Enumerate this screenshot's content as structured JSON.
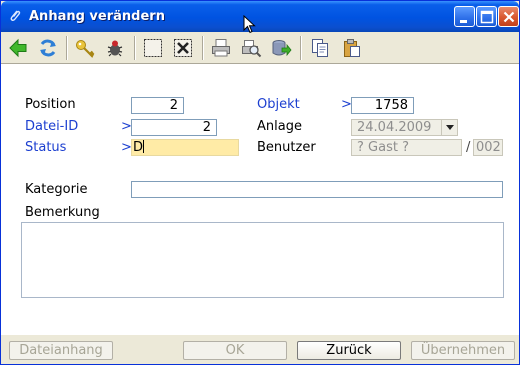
{
  "window": {
    "title": "Anhang verändern"
  },
  "toolbar": {
    "icons": [
      "back-arrow-icon",
      "refresh-icon",
      "key-icon",
      "bug-icon",
      "select-box-icon",
      "delete-x-icon",
      "print-icon",
      "print-preview-icon",
      "export-icon",
      "copy-icon",
      "paste-icon"
    ]
  },
  "form": {
    "position": {
      "label": "Position",
      "value": "2"
    },
    "datei_id": {
      "label": "Datei-ID",
      "marker": ">",
      "value": "2"
    },
    "status": {
      "label": "Status",
      "marker": ">",
      "value": "D"
    },
    "objekt": {
      "label": "Objekt",
      "marker": ">",
      "value": "1758"
    },
    "anlage": {
      "label": "Anlage",
      "value": "24.04.2009"
    },
    "benutzer": {
      "label": "Benutzer",
      "value": "? Gast ?",
      "separator": "/",
      "code": "002"
    },
    "kategorie": {
      "label": "Kategorie",
      "value": ""
    },
    "bemerkung": {
      "label": "Bemerkung",
      "value": ""
    }
  },
  "buttons": {
    "dateianhang": "Dateianhang",
    "ok": "OK",
    "zurueck": "Zurück",
    "uebernehmen": "Übernehmen"
  },
  "colors": {
    "titlebar": "#0053E1",
    "label_blue": "#1C3FD0",
    "status_field": "#FFEBA6"
  }
}
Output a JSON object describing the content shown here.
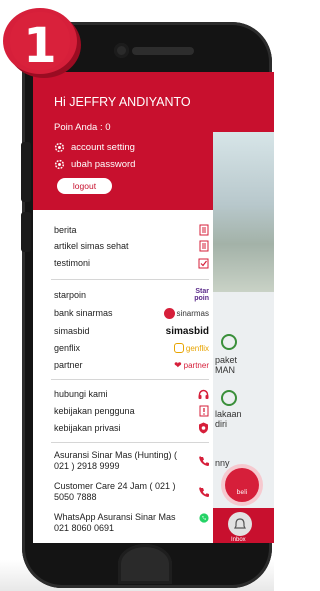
{
  "badge": {
    "number": "1"
  },
  "drawer": {
    "greeting": "Hi JEFFRY ANDIYANTO",
    "poin": "Poin Anda :  0",
    "account_setting": "account setting",
    "ubah_password": "ubah password",
    "logout": "logout"
  },
  "menu_info": [
    {
      "label": "berita",
      "icon": "document-icon"
    },
    {
      "label": "artikel simas sehat",
      "icon": "document-icon"
    },
    {
      "label": "testimoni",
      "icon": "checkbox-icon"
    }
  ],
  "menu_partners": [
    {
      "label": "starpoin",
      "logo": "Star\npoin"
    },
    {
      "label": "bank sinarmas",
      "logo": "sinarmas"
    },
    {
      "label": "simasbid",
      "logo": "simasbid"
    },
    {
      "label": "genflix",
      "logo": "genflix"
    },
    {
      "label": "partner",
      "logo": "partner"
    }
  ],
  "menu_help": [
    {
      "label": "hubungi kami",
      "icon": "headset-icon"
    },
    {
      "label": "kebijakan pengguna",
      "icon": "alert-document-icon"
    },
    {
      "label": "kebijakan privasi",
      "icon": "shield-icon"
    }
  ],
  "contacts": [
    {
      "text": "Asuransi Sinar Mas (Hunting) ( 021 ) 2918 9999",
      "icon": "phone-icon"
    },
    {
      "text": "Customer Care 24 Jam ( 021 ) 5050 7888",
      "icon": "phone-icon"
    },
    {
      "text": "WhatsApp Asuransi Sinar Mas 021 8060 0691",
      "icon": "whatsapp-icon"
    }
  ],
  "background": {
    "text1": "paket",
    "text2": "MAN",
    "text3": "lakaan",
    "text4": "diri",
    "text5": "nny",
    "fab_label": "beli",
    "inbox_label": "Inbox"
  },
  "colors": {
    "brand_red": "#c8102e",
    "whatsapp_green": "#25d366"
  }
}
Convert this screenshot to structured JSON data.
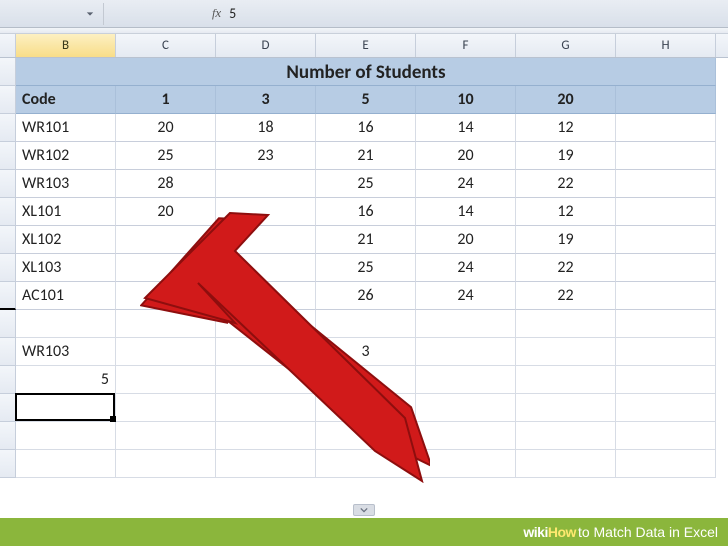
{
  "formula_bar": {
    "value": "5"
  },
  "columns": [
    "B",
    "C",
    "D",
    "E",
    "F",
    "G",
    "H"
  ],
  "selected_column": "B",
  "title_row": {
    "merged_title": "Number of Students"
  },
  "header_row": {
    "code_label": "Code",
    "cols": [
      "1",
      "3",
      "5",
      "10",
      "20"
    ]
  },
  "data_rows": [
    {
      "code": "WR101",
      "v": [
        "20",
        "18",
        "16",
        "14",
        "12"
      ]
    },
    {
      "code": "WR102",
      "v": [
        "25",
        "23",
        "21",
        "20",
        "19"
      ]
    },
    {
      "code": "WR103",
      "v": [
        "28",
        "",
        "25",
        "24",
        "22"
      ]
    },
    {
      "code": "XL101",
      "v": [
        "20",
        "",
        "16",
        "14",
        "12"
      ]
    },
    {
      "code": "XL102",
      "v": [
        "",
        "",
        "21",
        "20",
        "19"
      ]
    },
    {
      "code": "XL103",
      "v": [
        "",
        "",
        "25",
        "24",
        "22"
      ]
    },
    {
      "code": "AC101",
      "v": [
        "",
        "",
        "26",
        "24",
        "22"
      ]
    }
  ],
  "lookup_row": {
    "code": "WR103",
    "e_value": "3"
  },
  "active_cell": {
    "column": "B",
    "value": "5"
  },
  "footer": {
    "brand_a": "wiki",
    "brand_b": "How",
    "article": " to Match Data in Excel"
  },
  "chart_data": {
    "type": "table",
    "title": "Number of Students",
    "columns": [
      "Code",
      "1",
      "3",
      "5",
      "10",
      "20"
    ],
    "rows": [
      [
        "WR101",
        20,
        18,
        16,
        14,
        12
      ],
      [
        "WR102",
        25,
        23,
        21,
        20,
        19
      ],
      [
        "WR103",
        28,
        null,
        25,
        24,
        22
      ],
      [
        "XL101",
        20,
        null,
        16,
        14,
        12
      ],
      [
        "XL102",
        null,
        null,
        21,
        20,
        19
      ],
      [
        "XL103",
        null,
        null,
        25,
        24,
        22
      ],
      [
        "AC101",
        null,
        null,
        26,
        24,
        22
      ]
    ],
    "lookup": {
      "code": "WR103",
      "col_value": 3,
      "result": 5
    }
  }
}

****

- **Problem to work on**
Each entry must be retyped word for word, with every image omitted.

- **Response to the task**
Enumerate this screenshot's content as structured JSON.
{
  "window": {
    "title": "Anhang verändern"
  },
  "toolbar": {
    "icons": [
      "back-arrow-icon",
      "refresh-icon",
      "key-icon",
      "bug-icon",
      "select-box-icon",
      "delete-x-icon",
      "print-icon",
      "print-preview-icon",
      "export-icon",
      "copy-icon",
      "paste-icon"
    ]
  },
  "form": {
    "position": {
      "label": "Position",
      "value": "2"
    },
    "datei_id": {
      "label": "Datei-ID",
      "marker": ">",
      "value": "2"
    },
    "status": {
      "label": "Status",
      "marker": ">",
      "value": "D"
    },
    "objekt": {
      "label": "Objekt",
      "marker": ">",
      "value": "1758"
    },
    "anlage": {
      "label": "Anlage",
      "value": "24.04.2009"
    },
    "benutzer": {
      "label": "Benutzer",
      "value": "? Gast ?",
      "separator": "/",
      "code": "002"
    },
    "kategorie": {
      "label": "Kategorie",
      "value": ""
    },
    "bemerkung": {
      "label": "Bemerkung",
      "value": ""
    }
  },
  "buttons": {
    "dateianhang": "Dateianhang",
    "ok": "OK",
    "zurueck": "Zurück",
    "uebernehmen": "Übernehmen"
  },
  "colors": {
    "titlebar": "#0053E1",
    "label_blue": "#1C3FD0",
    "status_field": "#FFEBA6"
  }
}
Output a JSON object describing the content shown here.
{
  "badge": {
    "number": "1"
  },
  "drawer": {
    "greeting": "Hi JEFFRY ANDIYANTO",
    "poin": "Poin Anda :  0",
    "account_setting": "account setting",
    "ubah_password": "ubah password",
    "logout": "logout"
  },
  "menu_info": [
    {
      "label": "berita",
      "icon": "document-icon"
    },
    {
      "label": "artikel simas sehat",
      "icon": "document-icon"
    },
    {
      "label": "testimoni",
      "icon": "checkbox-icon"
    }
  ],
  "menu_partners": [
    {
      "label": "starpoin",
      "logo": "Star\npoin"
    },
    {
      "label": "bank sinarmas",
      "logo": "sinarmas"
    },
    {
      "label": "simasbid",
      "logo": "simasbid"
    },
    {
      "label": "genflix",
      "logo": "genflix"
    },
    {
      "label": "partner",
      "logo": "partner"
    }
  ],
  "menu_help": [
    {
      "label": "hubungi kami",
      "icon": "headset-icon"
    },
    {
      "label": "kebijakan pengguna",
      "icon": "alert-document-icon"
    },
    {
      "label": "kebijakan privasi",
      "icon": "shield-icon"
    }
  ],
  "contacts": [
    {
      "text": "Asuransi Sinar Mas (Hunting) ( 021 ) 2918 9999",
      "icon": "phone-icon"
    },
    {
      "text": "Customer Care 24 Jam ( 021 ) 5050 7888",
      "icon": "phone-icon"
    },
    {
      "text": "WhatsApp Asuransi Sinar Mas 021 8060 0691",
      "icon": "whatsapp-icon"
    }
  ],
  "background": {
    "text1": "paket",
    "text2": "MAN",
    "text3": "lakaan",
    "text4": "diri",
    "text5": "nny",
    "fab_label": "beli",
    "inbox_label": "Inbox"
  },
  "colors": {
    "brand_red": "#c8102e",
    "whatsapp_green": "#25d366"
  }
}
Convert this screenshot to structured JSON data.
{
  "formula_bar": {
    "value": "5"
  },
  "columns": [
    "B",
    "C",
    "D",
    "E",
    "F",
    "G",
    "H"
  ],
  "selected_column": "B",
  "title_row": {
    "merged_title": "Number of Students"
  },
  "header_row": {
    "code_label": "Code",
    "cols": [
      "1",
      "3",
      "5",
      "10",
      "20"
    ]
  },
  "data_rows": [
    {
      "code": "WR101",
      "v": [
        "20",
        "18",
        "16",
        "14",
        "12"
      ]
    },
    {
      "code": "WR102",
      "v": [
        "25",
        "23",
        "21",
        "20",
        "19"
      ]
    },
    {
      "code": "WR103",
      "v": [
        "28",
        "",
        "25",
        "24",
        "22"
      ]
    },
    {
      "code": "XL101",
      "v": [
        "20",
        "",
        "16",
        "14",
        "12"
      ]
    },
    {
      "code": "XL102",
      "v": [
        "",
        "",
        "21",
        "20",
        "19"
      ]
    },
    {
      "code": "XL103",
      "v": [
        "",
        "",
        "25",
        "24",
        "22"
      ]
    },
    {
      "code": "AC101",
      "v": [
        "",
        "",
        "26",
        "24",
        "22"
      ]
    }
  ],
  "lookup_row": {
    "code": "WR103",
    "e_value": "3"
  },
  "active_cell": {
    "column": "B",
    "value": "5"
  },
  "footer": {
    "brand_a": "wiki",
    "brand_b": "How",
    "article": " to Match Data in Excel"
  },
  "chart_data": {
    "type": "table",
    "title": "Number of Students",
    "columns": [
      "Code",
      "1",
      "3",
      "5",
      "10",
      "20"
    ],
    "rows": [
      [
        "WR101",
        20,
        18,
        16,
        14,
        12
      ],
      [
        "WR102",
        25,
        23,
        21,
        20,
        19
      ],
      [
        "WR103",
        28,
        null,
        25,
        24,
        22
      ],
      [
        "XL101",
        20,
        null,
        16,
        14,
        12
      ],
      [
        "XL102",
        null,
        null,
        21,
        20,
        19
      ],
      [
        "XL103",
        null,
        null,
        25,
        24,
        22
      ],
      [
        "AC101",
        null,
        null,
        26,
        24,
        22
      ]
    ],
    "lookup": {
      "code": "WR103",
      "col_value": 3,
      "result": 5
    }
  }
}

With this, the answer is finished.